* **Task instructions**:
Each record below is to be copied word for word, with pictures removed.

Stored data:
* BEGIN *

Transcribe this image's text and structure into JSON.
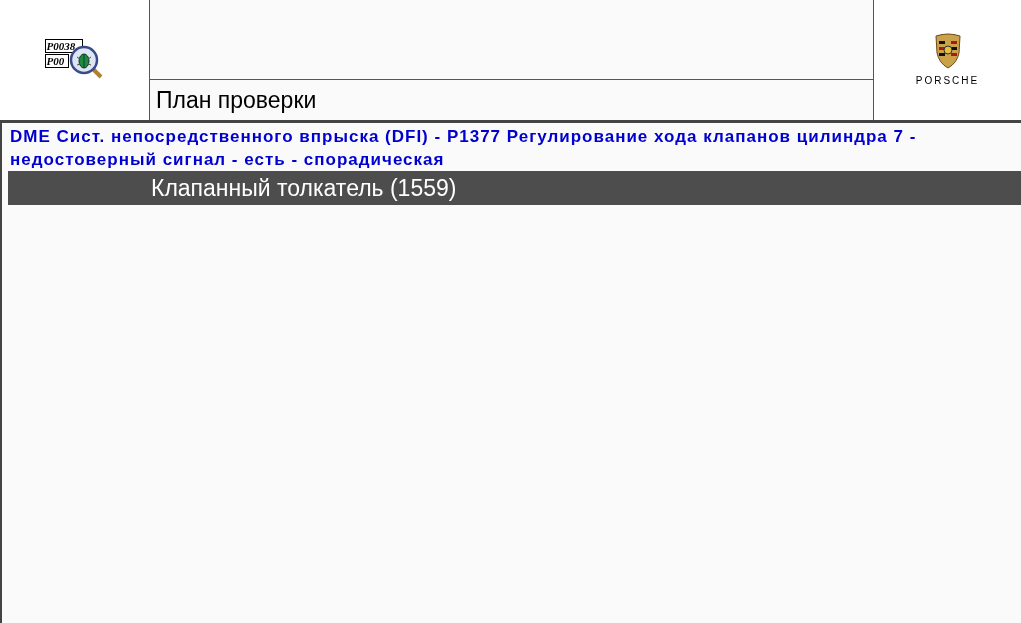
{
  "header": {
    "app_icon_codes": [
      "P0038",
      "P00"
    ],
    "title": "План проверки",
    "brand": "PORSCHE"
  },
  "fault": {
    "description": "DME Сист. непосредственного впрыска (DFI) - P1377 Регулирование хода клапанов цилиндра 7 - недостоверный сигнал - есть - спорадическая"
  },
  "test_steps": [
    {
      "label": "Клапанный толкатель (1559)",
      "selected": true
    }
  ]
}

* END *

* **Correct answer**:
Transcribe this image's text and structure into JSON.
{
  "header": {
    "app_icon_codes": [
      "P0038",
      "P00"
    ],
    "title": "План проверки",
    "brand": "PORSCHE"
  },
  "fault": {
    "description": "DME Сист. непосредственного впрыска (DFI) - P1377 Регулирование хода клапанов цилиндра 7 - недостоверный сигнал - есть - спорадическая"
  },
  "test_steps": [
    {
      "label": "Клапанный толкатель (1559)",
      "selected": true
    }
  ]
}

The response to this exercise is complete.